TASK TO CARRY OUT: Write out all of the lines below, exactly and completely.

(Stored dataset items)

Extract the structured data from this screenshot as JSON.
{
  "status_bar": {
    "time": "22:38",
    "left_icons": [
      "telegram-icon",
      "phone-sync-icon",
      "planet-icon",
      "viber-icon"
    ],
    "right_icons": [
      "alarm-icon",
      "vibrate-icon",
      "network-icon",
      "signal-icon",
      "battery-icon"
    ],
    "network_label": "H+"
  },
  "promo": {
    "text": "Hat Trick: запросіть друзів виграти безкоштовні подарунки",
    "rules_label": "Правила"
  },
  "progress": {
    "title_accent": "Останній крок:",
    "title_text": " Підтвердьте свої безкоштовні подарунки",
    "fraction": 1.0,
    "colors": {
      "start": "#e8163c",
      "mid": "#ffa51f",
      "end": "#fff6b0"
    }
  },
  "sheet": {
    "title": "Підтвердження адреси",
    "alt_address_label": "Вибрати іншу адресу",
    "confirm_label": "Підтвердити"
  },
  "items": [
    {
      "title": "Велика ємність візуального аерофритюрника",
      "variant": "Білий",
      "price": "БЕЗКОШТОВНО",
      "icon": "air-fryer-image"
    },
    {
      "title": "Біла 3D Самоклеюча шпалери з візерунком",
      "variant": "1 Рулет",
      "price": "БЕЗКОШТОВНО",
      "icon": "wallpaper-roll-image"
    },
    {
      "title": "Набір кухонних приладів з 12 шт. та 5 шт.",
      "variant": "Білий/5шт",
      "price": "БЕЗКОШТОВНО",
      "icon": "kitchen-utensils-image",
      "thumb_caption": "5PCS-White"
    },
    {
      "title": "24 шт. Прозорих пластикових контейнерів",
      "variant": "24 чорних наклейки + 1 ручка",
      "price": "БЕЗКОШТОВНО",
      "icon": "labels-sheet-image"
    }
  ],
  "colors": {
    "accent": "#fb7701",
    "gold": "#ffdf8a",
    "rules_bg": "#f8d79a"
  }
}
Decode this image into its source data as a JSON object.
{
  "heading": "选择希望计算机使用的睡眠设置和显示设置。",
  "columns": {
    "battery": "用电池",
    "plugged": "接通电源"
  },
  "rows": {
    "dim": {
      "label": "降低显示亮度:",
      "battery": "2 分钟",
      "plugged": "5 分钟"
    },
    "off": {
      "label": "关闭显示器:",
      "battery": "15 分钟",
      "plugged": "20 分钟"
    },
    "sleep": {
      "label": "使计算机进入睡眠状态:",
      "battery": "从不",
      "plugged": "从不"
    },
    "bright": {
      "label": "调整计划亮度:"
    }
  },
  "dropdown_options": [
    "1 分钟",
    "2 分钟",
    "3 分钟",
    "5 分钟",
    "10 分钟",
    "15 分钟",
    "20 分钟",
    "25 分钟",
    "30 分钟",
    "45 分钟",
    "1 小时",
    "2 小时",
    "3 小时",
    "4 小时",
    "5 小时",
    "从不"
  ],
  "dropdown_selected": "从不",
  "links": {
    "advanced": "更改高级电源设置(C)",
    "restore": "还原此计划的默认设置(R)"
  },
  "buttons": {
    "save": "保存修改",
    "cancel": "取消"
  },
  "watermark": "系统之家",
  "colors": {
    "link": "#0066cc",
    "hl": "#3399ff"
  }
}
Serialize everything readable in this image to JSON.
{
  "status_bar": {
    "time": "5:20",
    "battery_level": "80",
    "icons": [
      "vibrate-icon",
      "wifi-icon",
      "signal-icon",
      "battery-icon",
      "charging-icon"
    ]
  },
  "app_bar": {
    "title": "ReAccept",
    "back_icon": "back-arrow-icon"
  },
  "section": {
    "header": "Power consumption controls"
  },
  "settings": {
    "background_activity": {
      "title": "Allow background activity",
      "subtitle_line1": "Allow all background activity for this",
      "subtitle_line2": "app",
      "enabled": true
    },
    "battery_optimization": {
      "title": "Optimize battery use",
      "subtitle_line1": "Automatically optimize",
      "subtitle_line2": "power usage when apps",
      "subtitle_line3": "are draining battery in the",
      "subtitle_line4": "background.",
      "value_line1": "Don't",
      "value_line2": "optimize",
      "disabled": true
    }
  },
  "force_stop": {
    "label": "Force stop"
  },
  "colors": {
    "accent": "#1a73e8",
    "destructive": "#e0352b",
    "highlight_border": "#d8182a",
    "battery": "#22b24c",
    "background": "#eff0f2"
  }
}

COMPLETED EXERCISE:
Extract the structured data from this screenshot as JSON.
{
  "status_bar": {
    "time": "22:38",
    "left_icons": [
      "telegram-icon",
      "phone-sync-icon",
      "planet-icon",
      "viber-icon"
    ],
    "right_icons": [
      "alarm-icon",
      "vibrate-icon",
      "network-icon",
      "signal-icon",
      "battery-icon"
    ],
    "network_label": "H+"
  },
  "promo": {
    "text": "Hat Trick: запросіть друзів виграти безкоштовні подарунки",
    "rules_label": "Правила"
  },
  "progress": {
    "title_accent": "Останній крок:",
    "title_text": " Підтвердьте свої безкоштовні подарунки",
    "fraction": 1.0,
    "colors": {
      "start": "#e8163c",
      "mid": "#ffa51f",
      "end": "#fff6b0"
    }
  },
  "sheet": {
    "title": "Підтвердження адреси",
    "alt_address_label": "Вибрати іншу адресу",
    "confirm_label": "Підтвердити"
  },
  "items": [
    {
      "title": "Велика ємність візуального аерофритюрника",
      "variant": "Білий",
      "price": "БЕЗКОШТОВНО",
      "icon": "air-fryer-image"
    },
    {
      "title": "Біла 3D Самоклеюча шпалери з візерунком",
      "variant": "1 Рулет",
      "price": "БЕЗКОШТОВНО",
      "icon": "wallpaper-roll-image"
    },
    {
      "title": "Набір кухонних приладів з 12 шт. та 5 шт.",
      "variant": "Білий/5шт",
      "price": "БЕЗКОШТОВНО",
      "icon": "kitchen-utensils-image",
      "thumb_caption": "5PCS-White"
    },
    {
      "title": "24 шт. Прозорих пластикових контейнерів",
      "variant": "24 чорних наклейки + 1 ручка",
      "price": "БЕЗКОШТОВНО",
      "icon": "labels-sheet-image"
    }
  ],
  "colors": {
    "accent": "#fb7701",
    "gold": "#ffdf8a",
    "rules_bg": "#f8d79a"
  }
}
Decode this image into its source data as a JSON object.
{
  "heading": "选择希望计算机使用的睡眠设置和显示设置。",
  "columns": {
    "battery": "用电池",
    "plugged": "接通电源"
  },
  "rows": {
    "dim": {
      "label": "降低显示亮度:",
      "battery": "2 分钟",
      "plugged": "5 分钟"
    },
    "off": {
      "label": "关闭显示器:",
      "battery": "15 分钟",
      "plugged": "20 分钟"
    },
    "sleep": {
      "label": "使计算机进入睡眠状态:",
      "battery": "从不",
      "plugged": "从不"
    },
    "bright": {
      "label": "调整计划亮度:"
    }
  },
  "dropdown_options": [
    "1 分钟",
    "2 分钟",
    "3 分钟",
    "5 分钟",
    "10 分钟",
    "15 分钟",
    "20 分钟",
    "25 分钟",
    "30 分钟",
    "45 分钟",
    "1 小时",
    "2 小时",
    "3 小时",
    "4 小时",
    "5 小时",
    "从不"
  ],
  "dropdown_selected": "从不",
  "links": {
    "advanced": "更改高级电源设置(C)",
    "restore": "还原此计划的默认设置(R)"
  },
  "buttons": {
    "save": "保存修改",
    "cancel": "取消"
  },
  "watermark": "系统之家",
  "colors": {
    "link": "#0066cc",
    "hl": "#3399ff"
  }
}
Serialize everything readable in this image to JSON.
{
  "status_bar": {
    "time": "5:20",
    "battery_level": "80",
    "icons": [
      "vibrate-icon",
      "wifi-icon",
      "signal-icon",
      "battery-icon",
      "charging-icon"
    ]
  },
  "app_bar": {
    "title": "ReAccept",
    "back_icon": "back-arrow-icon"
  },
  "section": {
    "header": "Power consumption controls"
  },
  "settings": {
    "background_activity": {
      "title": "Allow background activity",
      "subtitle_line1": "Allow all background activity for this",
      "subtitle_line2": "app",
      "enabled": true
    },
    "battery_optimization": {
      "title": "Optimize battery use",
      "subtitle_line1": "Automatically optimize",
      "subtitle_line2": "power usage when apps",
      "subtitle_line3": "are draining battery in the",
      "subtitle_line4": "background.",
      "value_line1": "Don't",
      "value_line2": "optimize",
      "disabled": true
    }
  },
  "force_stop": {
    "label": "Force stop"
  },
  "colors": {
    "accent": "#1a73e8",
    "destructive": "#e0352b",
    "highlight_border": "#d8182a",
    "battery": "#22b24c",
    "background": "#eff0f2"
  }
}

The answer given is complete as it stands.